══ DATA FOR THIS EXERCISE

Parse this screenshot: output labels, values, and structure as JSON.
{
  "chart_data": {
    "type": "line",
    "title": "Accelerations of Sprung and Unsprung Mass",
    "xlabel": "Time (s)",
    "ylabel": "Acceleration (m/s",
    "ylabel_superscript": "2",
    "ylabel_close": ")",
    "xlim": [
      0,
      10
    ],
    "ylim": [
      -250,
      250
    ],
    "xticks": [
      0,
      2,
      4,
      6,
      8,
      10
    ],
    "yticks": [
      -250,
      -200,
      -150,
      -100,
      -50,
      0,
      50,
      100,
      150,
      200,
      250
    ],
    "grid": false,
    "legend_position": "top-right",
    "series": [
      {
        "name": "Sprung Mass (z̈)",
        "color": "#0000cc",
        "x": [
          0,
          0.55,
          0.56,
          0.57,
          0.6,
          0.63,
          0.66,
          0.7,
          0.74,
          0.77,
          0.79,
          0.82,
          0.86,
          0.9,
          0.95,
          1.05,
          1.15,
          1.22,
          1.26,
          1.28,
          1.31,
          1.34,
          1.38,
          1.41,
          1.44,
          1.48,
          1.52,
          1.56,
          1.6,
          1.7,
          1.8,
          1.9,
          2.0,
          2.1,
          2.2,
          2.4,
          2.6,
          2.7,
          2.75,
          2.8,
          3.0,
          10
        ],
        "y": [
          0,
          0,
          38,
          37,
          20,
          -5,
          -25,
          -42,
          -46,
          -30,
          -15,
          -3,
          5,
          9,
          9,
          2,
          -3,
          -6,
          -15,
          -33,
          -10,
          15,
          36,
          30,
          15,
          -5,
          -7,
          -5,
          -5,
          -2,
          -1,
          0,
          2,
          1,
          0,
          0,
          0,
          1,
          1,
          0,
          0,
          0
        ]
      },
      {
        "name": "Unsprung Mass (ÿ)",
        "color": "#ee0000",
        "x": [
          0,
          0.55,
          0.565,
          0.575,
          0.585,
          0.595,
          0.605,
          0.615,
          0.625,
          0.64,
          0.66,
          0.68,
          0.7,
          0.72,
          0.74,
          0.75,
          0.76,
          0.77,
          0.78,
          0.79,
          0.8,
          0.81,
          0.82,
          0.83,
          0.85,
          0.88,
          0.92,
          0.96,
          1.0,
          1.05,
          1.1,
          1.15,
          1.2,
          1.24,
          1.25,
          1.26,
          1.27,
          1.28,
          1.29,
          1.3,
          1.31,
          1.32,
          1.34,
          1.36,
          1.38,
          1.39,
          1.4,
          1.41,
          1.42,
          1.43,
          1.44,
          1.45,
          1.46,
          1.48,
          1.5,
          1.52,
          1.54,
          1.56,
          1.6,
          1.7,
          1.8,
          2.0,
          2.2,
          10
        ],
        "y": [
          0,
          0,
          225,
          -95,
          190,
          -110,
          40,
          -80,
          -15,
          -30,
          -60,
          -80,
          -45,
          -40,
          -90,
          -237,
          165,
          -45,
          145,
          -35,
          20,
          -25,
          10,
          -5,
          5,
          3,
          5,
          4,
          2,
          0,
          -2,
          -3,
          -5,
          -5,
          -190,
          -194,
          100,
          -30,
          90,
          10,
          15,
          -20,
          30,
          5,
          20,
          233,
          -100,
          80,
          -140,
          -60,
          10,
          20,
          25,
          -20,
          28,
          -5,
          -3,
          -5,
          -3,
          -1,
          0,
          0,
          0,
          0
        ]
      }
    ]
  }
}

════

**GIVEN TASK:** Show all lines from the records above where the word "Mass" occurs.

**THE REPLY:**
    "title": "Accelerations of Sprung and Unsprung Mass",
        "name": "Sprung Mass (z̈)",
        "name": "Unsprung Mass (ÿ)",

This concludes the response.